**TASK INSTRUCTIONS**
Copy all of the records below verbatim.
— START OF SUPPLIED ENTRIES —
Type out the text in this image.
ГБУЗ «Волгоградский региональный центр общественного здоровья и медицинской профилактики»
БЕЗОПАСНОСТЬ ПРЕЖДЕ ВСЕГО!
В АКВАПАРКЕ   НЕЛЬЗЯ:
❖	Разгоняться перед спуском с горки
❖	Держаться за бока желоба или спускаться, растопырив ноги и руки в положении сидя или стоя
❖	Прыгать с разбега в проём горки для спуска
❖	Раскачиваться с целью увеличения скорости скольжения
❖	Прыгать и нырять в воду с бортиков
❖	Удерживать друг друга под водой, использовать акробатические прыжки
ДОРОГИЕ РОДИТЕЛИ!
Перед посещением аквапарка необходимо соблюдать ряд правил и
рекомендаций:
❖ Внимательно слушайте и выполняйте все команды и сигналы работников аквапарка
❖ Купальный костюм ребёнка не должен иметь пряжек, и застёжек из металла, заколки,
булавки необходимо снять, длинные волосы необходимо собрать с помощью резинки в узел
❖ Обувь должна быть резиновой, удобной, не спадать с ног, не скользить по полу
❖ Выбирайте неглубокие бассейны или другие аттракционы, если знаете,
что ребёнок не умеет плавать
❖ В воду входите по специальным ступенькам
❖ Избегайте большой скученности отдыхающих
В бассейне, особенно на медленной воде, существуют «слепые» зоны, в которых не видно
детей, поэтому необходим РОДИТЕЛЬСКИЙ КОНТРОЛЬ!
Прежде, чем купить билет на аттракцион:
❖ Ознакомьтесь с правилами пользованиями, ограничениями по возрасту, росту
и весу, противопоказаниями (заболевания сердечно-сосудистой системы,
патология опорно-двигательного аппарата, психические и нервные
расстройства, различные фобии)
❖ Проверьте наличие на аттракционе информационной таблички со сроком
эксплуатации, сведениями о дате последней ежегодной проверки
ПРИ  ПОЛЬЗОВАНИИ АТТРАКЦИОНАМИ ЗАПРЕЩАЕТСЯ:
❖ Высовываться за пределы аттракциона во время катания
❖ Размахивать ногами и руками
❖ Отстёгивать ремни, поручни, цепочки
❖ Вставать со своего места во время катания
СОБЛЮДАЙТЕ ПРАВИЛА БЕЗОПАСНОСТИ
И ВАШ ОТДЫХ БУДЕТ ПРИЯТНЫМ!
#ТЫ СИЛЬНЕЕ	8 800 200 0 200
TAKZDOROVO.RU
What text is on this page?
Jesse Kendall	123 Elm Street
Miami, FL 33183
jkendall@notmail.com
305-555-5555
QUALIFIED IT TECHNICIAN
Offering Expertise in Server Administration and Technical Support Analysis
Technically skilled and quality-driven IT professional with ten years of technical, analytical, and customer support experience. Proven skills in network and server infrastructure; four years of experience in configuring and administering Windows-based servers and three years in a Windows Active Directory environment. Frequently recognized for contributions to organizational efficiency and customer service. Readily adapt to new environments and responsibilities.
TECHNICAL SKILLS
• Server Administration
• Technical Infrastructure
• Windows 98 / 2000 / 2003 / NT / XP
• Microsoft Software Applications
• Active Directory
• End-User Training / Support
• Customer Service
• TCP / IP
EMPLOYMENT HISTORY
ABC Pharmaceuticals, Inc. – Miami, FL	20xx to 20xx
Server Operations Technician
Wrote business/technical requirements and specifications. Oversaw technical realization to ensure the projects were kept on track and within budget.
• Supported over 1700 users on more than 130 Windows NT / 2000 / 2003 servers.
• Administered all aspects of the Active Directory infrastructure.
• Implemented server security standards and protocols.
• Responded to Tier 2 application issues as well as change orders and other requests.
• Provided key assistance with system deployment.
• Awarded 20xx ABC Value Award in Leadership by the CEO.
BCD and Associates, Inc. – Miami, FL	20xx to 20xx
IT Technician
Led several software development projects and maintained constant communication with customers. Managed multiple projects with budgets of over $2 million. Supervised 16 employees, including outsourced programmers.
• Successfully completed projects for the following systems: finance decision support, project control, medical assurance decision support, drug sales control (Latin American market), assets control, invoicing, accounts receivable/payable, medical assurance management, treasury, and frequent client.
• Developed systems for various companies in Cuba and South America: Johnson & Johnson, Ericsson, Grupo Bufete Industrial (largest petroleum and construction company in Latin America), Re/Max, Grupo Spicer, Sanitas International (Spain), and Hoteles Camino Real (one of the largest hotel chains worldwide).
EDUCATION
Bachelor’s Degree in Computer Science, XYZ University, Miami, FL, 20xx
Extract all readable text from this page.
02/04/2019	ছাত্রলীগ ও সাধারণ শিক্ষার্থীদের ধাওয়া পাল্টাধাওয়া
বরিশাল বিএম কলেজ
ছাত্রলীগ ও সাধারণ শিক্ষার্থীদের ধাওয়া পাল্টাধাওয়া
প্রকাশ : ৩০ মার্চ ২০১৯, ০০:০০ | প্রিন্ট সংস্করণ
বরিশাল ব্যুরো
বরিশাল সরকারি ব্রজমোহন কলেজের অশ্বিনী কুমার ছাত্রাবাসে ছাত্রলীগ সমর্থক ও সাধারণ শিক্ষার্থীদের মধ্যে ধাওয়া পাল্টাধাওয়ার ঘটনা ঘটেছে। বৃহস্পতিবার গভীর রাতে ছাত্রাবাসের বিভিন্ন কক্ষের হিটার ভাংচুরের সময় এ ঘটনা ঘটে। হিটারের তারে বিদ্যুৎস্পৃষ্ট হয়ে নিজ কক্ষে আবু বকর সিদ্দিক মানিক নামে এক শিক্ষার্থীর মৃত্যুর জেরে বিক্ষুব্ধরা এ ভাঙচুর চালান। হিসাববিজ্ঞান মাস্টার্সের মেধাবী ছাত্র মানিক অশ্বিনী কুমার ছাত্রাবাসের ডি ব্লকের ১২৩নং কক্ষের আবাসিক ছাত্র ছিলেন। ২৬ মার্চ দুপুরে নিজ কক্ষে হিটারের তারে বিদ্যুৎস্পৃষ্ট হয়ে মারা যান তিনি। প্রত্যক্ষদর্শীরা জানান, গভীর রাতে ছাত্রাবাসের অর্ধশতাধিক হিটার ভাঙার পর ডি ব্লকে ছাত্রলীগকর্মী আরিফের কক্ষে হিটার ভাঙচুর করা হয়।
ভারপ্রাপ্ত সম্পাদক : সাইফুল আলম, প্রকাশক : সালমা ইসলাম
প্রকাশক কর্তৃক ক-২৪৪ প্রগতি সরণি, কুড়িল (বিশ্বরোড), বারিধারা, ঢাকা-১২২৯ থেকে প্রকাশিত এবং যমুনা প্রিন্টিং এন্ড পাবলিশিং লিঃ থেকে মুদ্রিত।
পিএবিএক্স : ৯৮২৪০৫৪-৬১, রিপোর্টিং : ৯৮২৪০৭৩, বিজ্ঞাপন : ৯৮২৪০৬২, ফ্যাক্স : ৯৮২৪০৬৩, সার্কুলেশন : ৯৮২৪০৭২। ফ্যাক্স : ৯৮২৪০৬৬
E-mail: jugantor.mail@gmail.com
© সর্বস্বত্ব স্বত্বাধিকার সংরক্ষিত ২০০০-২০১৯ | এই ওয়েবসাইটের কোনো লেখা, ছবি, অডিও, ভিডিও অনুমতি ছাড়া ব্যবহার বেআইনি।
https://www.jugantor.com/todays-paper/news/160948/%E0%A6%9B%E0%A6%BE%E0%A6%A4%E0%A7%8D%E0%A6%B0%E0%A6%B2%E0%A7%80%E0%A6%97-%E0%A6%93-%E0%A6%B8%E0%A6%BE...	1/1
— END OF SUPPLIED ENTRIES —
**COMPLETED EXERCISE**
Type out the text in this image.
ГБУЗ «Волгоградский региональный центр общественного здоровья и медицинской профилактики»
БЕЗОПАСНОСТЬ ПРЕЖДЕ ВСЕГО!
В АКВАПАРКЕ   НЕЛЬЗЯ:
❖	Разгоняться перед спуском с горки
❖	Держаться за бока желоба или спускаться, растопырив ноги и руки в положении сидя или стоя
❖	Прыгать с разбега в проём горки для спуска
❖	Раскачиваться с целью увеличения скорости скольжения
❖	Прыгать и нырять в воду с бортиков
❖	Удерживать друг друга под водой, использовать акробатические прыжки
ДОРОГИЕ РОДИТЕЛИ!
Перед посещением аквапарка необходимо соблюдать ряд правил и
рекомендаций:
❖ Внимательно слушайте и выполняйте все команды и сигналы работников аквапарка
❖ Купальный костюм ребёнка не должен иметь пряжек, и застёжек из металла, заколки,
булавки необходимо снять, длинные волосы необходимо собрать с помощью резинки в узел
❖ Обувь должна быть резиновой, удобной, не спадать с ног, не скользить по полу
❖ Выбирайте неглубокие бассейны или другие аттракционы, если знаете,
что ребёнок не умеет плавать
❖ В воду входите по специальным ступенькам
❖ Избегайте большой скученности отдыхающих
В бассейне, особенно на медленной воде, существуют «слепые» зоны, в которых не видно
детей, поэтому необходим РОДИТЕЛЬСКИЙ КОНТРОЛЬ!
Прежде, чем купить билет на аттракцион:
❖ Ознакомьтесь с правилами пользованиями, ограничениями по возрасту, росту
и весу, противопоказаниями (заболевания сердечно-сосудистой системы,
патология опорно-двигательного аппарата, психические и нервные
расстройства, различные фобии)
❖ Проверьте наличие на аттракционе информационной таблички со сроком
эксплуатации, сведениями о дате последней ежегодной проверки
ПРИ  ПОЛЬЗОВАНИИ АТТРАКЦИОНАМИ ЗАПРЕЩАЕТСЯ:
❖ Высовываться за пределы аттракциона во время катания
❖ Размахивать ногами и руками
❖ Отстёгивать ремни, поручни, цепочки
❖ Вставать со своего места во время катания
СОБЛЮДАЙТЕ ПРАВИЛА БЕЗОПАСНОСТИ
И ВАШ ОТДЫХ БУДЕТ ПРИЯТНЫМ!
#ТЫ СИЛЬНЕЕ	8 800 200 0 200
TAKZDOROVO.RU
What text is on this page?
Jesse Kendall	123 Elm Street
Miami, FL 33183
jkendall@notmail.com
305-555-5555
QUALIFIED IT TECHNICIAN
Offering Expertise in Server Administration and Technical Support Analysis
Technically skilled and quality-driven IT professional with ten years of technical, analytical, and customer support experience. Proven skills in network and server infrastructure; four years of experience in configuring and administering Windows-based servers and three years in a Windows Active Directory environment. Frequently recognized for contributions to organizational efficiency and customer service. Readily adapt to new environments and responsibilities.
TECHNICAL SKILLS
• Server Administration
• Technical Infrastructure
• Windows 98 / 2000 / 2003 / NT / XP
• Microsoft Software Applications
• Active Directory
• End-User Training / Support
• Customer Service
• TCP / IP
EMPLOYMENT HISTORY
ABC Pharmaceuticals, Inc. – Miami, FL	20xx to 20xx
Server Operations Technician
Wrote business/technical requirements and specifications. Oversaw technical realization to ensure the projects were kept on track and within budget.
• Supported over 1700 users on more than 130 Windows NT / 2000 / 2003 servers.
• Administered all aspects of the Active Directory infrastructure.
• Implemented server security standards and protocols.
• Responded to Tier 2 application issues as well as change orders and other requests.
• Provided key assistance with system deployment.
• Awarded 20xx ABC Value Award in Leadership by the CEO.
BCD and Associates, Inc. – Miami, FL	20xx to 20xx
IT Technician
Led several software development projects and maintained constant communication with customers. Managed multiple projects with budgets of over $2 million. Supervised 16 employees, including outsourced programmers.
• Successfully completed projects for the following systems: finance decision support, project control, medical assurance decision support, drug sales control (Latin American market), assets control, invoicing, accounts receivable/payable, medical assurance management, treasury, and frequent client.
• Developed systems for various companies in Cuba and South America: Johnson & Johnson, Ericsson, Grupo Bufete Industrial (largest petroleum and construction company in Latin America), Re/Max, Grupo Spicer, Sanitas International (Spain), and Hoteles Camino Real (one of the largest hotel chains worldwide).
EDUCATION
Bachelor’s Degree in Computer Science, XYZ University, Miami, FL, 20xx
Extract all readable text from this page.
02/04/2019	ছাত্রলীগ ও সাধারণ শিক্ষার্থীদের ধাওয়া পাল্টাধাওয়া
বরিশাল বিএম কলেজ
ছাত্রলীগ ও সাধারণ শিক্ষার্থীদের ধাওয়া পাল্টাধাওয়া
প্রকাশ : ৩০ মার্চ ২০১৯, ০০:০০ | প্রিন্ট সংস্করণ
বরিশাল ব্যুরো
বরিশাল সরকারি ব্রজমোহন কলেজের অশ্বিনী কুমার ছাত্রাবাসে ছাত্রলীগ সমর্থক ও সাধারণ শিক্ষার্থীদের মধ্যে ধাওয়া পাল্টাধাওয়ার ঘটনা ঘটেছে। বৃহস্পতিবার গভীর রাতে ছাত্রাবাসের বিভিন্ন কক্ষের হিটার ভাংচুরের সময় এ ঘটনা ঘটে। হিটারের তারে বিদ্যুৎস্পৃষ্ট হয়ে নিজ কক্ষে আবু বকর সিদ্দিক মানিক নামে এক শিক্ষার্থীর মৃত্যুর জেরে বিক্ষুব্ধরা এ ভাঙচুর চালান। হিসাববিজ্ঞান মাস্টার্সের মেধাবী ছাত্র মানিক অশ্বিনী কুমার ছাত্রাবাসের ডি ব্লকের ১২৩নং কক্ষের আবাসিক ছাত্র ছিলেন। ২৬ মার্চ দুপুরে নিজ কক্ষে হিটারের তারে বিদ্যুৎস্পৃষ্ট হয়ে মারা যান তিনি। প্রত্যক্ষদর্শীরা জানান, গভীর রাতে ছাত্রাবাসের অর্ধশতাধিক হিটার ভাঙার পর ডি ব্লকে ছাত্রলীগকর্মী আরিফের কক্ষে হিটার ভাঙচুর করা হয়।
ভারপ্রাপ্ত সম্পাদক : সাইফুল আলম, প্রকাশক : সালমা ইসলাম
প্রকাশক কর্তৃক ক-২৪৪ প্রগতি সরণি, কুড়িল (বিশ্বরোড), বারিধারা, ঢাকা-১২২৯ থেকে প্রকাশিত এবং যমুনা প্রিন্টিং এন্ড পাবলিশিং লিঃ থেকে মুদ্রিত।
পিএবিএক্স : ৯৮২৪০৫৪-৬১, রিপোর্টিং : ৯৮২৪০৭৩, বিজ্ঞাপন : ৯৮২৪০৬২, ফ্যাক্স : ৯৮২৪০৬৩, সার্কুলেশন : ৯৮২৪০৭২। ফ্যাক্স : ৯৮২৪০৬৬
E-mail: jugantor.mail@gmail.com
© সর্বস্বত্ব স্বত্বাধিকার সংরক্ষিত ২০০০-২০১৯ | এই ওয়েবসাইটের কোনো লেখা, ছবি, অডিও, ভিডিও অনুমতি ছাড়া ব্যবহার বেআইনি।
https://www.jugantor.com/todays-paper/news/160948/%E0%A6%9B%E0%A6%BE%E0%A6%A4%E0%A7%8D%E0%A6%B0%E0%A6%B2%E0%A7%80%E0%A6%97-%E0%A6%93-%E0%A6%B8%E0%A6%BE...	1/1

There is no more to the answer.